(WHAT THE EXERCISE ASKS):
Produce the listing below again, exactly as shown.

....................

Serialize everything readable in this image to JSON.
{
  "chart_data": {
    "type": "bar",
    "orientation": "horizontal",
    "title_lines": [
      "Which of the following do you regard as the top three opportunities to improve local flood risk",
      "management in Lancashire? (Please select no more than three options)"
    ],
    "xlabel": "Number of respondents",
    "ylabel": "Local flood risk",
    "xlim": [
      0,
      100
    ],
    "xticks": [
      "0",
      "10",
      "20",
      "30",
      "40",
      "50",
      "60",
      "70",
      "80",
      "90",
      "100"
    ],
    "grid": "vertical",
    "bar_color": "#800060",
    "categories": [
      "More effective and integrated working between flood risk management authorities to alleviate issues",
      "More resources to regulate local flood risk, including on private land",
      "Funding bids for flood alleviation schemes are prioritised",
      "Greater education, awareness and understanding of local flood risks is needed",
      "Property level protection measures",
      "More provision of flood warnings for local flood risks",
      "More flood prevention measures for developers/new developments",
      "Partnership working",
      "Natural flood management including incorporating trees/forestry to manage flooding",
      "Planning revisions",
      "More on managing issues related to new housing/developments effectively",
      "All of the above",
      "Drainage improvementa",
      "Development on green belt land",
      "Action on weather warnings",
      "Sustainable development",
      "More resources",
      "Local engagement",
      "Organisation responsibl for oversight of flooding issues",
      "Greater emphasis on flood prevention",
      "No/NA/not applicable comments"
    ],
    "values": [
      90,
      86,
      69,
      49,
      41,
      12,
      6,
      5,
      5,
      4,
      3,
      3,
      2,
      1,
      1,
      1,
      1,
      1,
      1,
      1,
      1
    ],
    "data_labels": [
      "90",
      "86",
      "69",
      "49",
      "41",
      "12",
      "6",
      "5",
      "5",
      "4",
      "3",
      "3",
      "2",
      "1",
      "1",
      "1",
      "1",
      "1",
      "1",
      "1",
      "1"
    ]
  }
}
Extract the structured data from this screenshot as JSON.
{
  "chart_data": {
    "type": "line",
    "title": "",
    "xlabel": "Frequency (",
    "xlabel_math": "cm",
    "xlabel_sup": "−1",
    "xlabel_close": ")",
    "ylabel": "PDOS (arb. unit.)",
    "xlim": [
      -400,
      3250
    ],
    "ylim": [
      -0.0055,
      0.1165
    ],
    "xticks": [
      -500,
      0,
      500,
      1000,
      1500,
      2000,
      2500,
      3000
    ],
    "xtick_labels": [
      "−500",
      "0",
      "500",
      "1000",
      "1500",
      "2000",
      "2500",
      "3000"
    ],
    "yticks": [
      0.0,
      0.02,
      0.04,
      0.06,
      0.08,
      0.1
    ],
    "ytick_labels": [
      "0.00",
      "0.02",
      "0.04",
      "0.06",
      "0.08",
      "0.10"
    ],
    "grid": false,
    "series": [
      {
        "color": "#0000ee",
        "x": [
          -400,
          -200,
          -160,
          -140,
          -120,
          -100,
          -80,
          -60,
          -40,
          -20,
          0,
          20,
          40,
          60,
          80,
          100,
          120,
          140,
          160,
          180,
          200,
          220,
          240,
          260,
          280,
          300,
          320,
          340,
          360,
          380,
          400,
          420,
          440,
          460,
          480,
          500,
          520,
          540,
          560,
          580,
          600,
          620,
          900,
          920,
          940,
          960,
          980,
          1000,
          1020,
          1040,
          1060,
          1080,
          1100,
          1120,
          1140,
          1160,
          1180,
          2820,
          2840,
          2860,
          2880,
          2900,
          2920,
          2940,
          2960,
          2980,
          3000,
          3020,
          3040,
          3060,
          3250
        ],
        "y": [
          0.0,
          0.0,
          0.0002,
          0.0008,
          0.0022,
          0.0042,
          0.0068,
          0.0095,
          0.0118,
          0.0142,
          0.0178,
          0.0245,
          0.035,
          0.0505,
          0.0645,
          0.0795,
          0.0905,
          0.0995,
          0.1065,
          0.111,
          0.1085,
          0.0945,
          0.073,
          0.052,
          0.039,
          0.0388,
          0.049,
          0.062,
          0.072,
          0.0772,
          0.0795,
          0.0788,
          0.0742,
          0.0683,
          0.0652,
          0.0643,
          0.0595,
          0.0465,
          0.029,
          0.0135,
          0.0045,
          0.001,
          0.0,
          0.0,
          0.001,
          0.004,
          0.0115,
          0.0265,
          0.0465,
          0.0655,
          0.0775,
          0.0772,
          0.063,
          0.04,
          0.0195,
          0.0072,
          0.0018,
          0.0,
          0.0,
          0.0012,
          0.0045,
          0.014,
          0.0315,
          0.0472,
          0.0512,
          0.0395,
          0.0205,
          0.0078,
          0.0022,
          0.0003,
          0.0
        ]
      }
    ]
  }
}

....................

(THE REPLY):
Serialize everything readable in this image to JSON.
{
  "chart_data": {
    "type": "bar",
    "orientation": "horizontal",
    "title_lines": [
      "Which of the following do you regard as the top three opportunities to improve local flood risk",
      "management in Lancashire? (Please select no more than three options)"
    ],
    "xlabel": "Number of respondents",
    "ylabel": "Local flood risk",
    "xlim": [
      0,
      100
    ],
    "xticks": [
      "0",
      "10",
      "20",
      "30",
      "40",
      "50",
      "60",
      "70",
      "80",
      "90",
      "100"
    ],
    "grid": "vertical",
    "bar_color": "#800060",
    "categories": [
      "More effective and integrated working between flood risk management authorities to alleviate issues",
      "More resources to regulate local flood risk, including on private land",
      "Funding bids for flood alleviation schemes are prioritised",
      "Greater education, awareness and understanding of local flood risks is needed",
      "Property level protection measures",
      "More provision of flood warnings for local flood risks",
      "More flood prevention measures for developers/new developments",
      "Partnership working",
      "Natural flood management including incorporating trees/forestry to manage flooding",
      "Planning revisions",
      "More on managing issues related to new housing/developments effectively",
      "All of the above",
      "Drainage improvementa",
      "Development on green belt land",
      "Action on weather warnings",
      "Sustainable development",
      "More resources",
      "Local engagement",
      "Organisation responsibl for oversight of flooding issues",
      "Greater emphasis on flood prevention",
      "No/NA/not applicable comments"
    ],
    "values": [
      90,
      86,
      69,
      49,
      41,
      12,
      6,
      5,
      5,
      4,
      3,
      3,
      2,
      1,
      1,
      1,
      1,
      1,
      1,
      1,
      1
    ],
    "data_labels": [
      "90",
      "86",
      "69",
      "49",
      "41",
      "12",
      "6",
      "5",
      "5",
      "4",
      "3",
      "3",
      "2",
      "1",
      "1",
      "1",
      "1",
      "1",
      "1",
      "1",
      "1"
    ]
  }
}
Extract the structured data from this screenshot as JSON.
{
  "chart_data": {
    "type": "line",
    "title": "",
    "xlabel": "Frequency (",
    "xlabel_math": "cm",
    "xlabel_sup": "−1",
    "xlabel_close": ")",
    "ylabel": "PDOS (arb. unit.)",
    "xlim": [
      -400,
      3250
    ],
    "ylim": [
      -0.0055,
      0.1165
    ],
    "xticks": [
      -500,
      0,
      500,
      1000,
      1500,
      2000,
      2500,
      3000
    ],
    "xtick_labels": [
      "−500",
      "0",
      "500",
      "1000",
      "1500",
      "2000",
      "2500",
      "3000"
    ],
    "yticks": [
      0.0,
      0.02,
      0.04,
      0.06,
      0.08,
      0.1
    ],
    "ytick_labels": [
      "0.00",
      "0.02",
      "0.04",
      "0.06",
      "0.08",
      "0.10"
    ],
    "grid": false,
    "series": [
      {
        "color": "#0000ee",
        "x": [
          -400,
          -200,
          -160,
          -140,
          -120,
          -100,
          -80,
          -60,
          -40,
          -20,
          0,
          20,
          40,
          60,
          80,
          100,
          120,
          140,
          160,
          180,
          200,
          220,
          240,
          260,
          280,
          300,
          320,
          340,
          360,
          380,
          400,
          420,
          440,
          460,
          480,
          500,
          520,
          540,
          560,
          580,
          600,
          620,
          900,
          920,
          940,
          960,
          980,
          1000,
          1020,
          1040,
          1060,
          1080,
          1100,
          1120,
          1140,
          1160,
          1180,
          2820,
          2840,
          2860,
          2880,
          2900,
          2920,
          2940,
          2960,
          2980,
          3000,
          3020,
          3040,
          3060,
          3250
        ],
        "y": [
          0.0,
          0.0,
          0.0002,
          0.0008,
          0.0022,
          0.0042,
          0.0068,
          0.0095,
          0.0118,
          0.0142,
          0.0178,
          0.0245,
          0.035,
          0.0505,
          0.0645,
          0.0795,
          0.0905,
          0.0995,
          0.1065,
          0.111,
          0.1085,
          0.0945,
          0.073,
          0.052,
          0.039,
          0.0388,
          0.049,
          0.062,
          0.072,
          0.0772,
          0.0795,
          0.0788,
          0.0742,
          0.0683,
          0.0652,
          0.0643,
          0.0595,
          0.0465,
          0.029,
          0.0135,
          0.0045,
          0.001,
          0.0,
          0.0,
          0.001,
          0.004,
          0.0115,
          0.0265,
          0.0465,
          0.0655,
          0.0775,
          0.0772,
          0.063,
          0.04,
          0.0195,
          0.0072,
          0.0018,
          0.0,
          0.0,
          0.0012,
          0.0045,
          0.014,
          0.0315,
          0.0472,
          0.0512,
          0.0395,
          0.0205,
          0.0078,
          0.0022,
          0.0003,
          0.0
        ]
      }
    ]
  }
}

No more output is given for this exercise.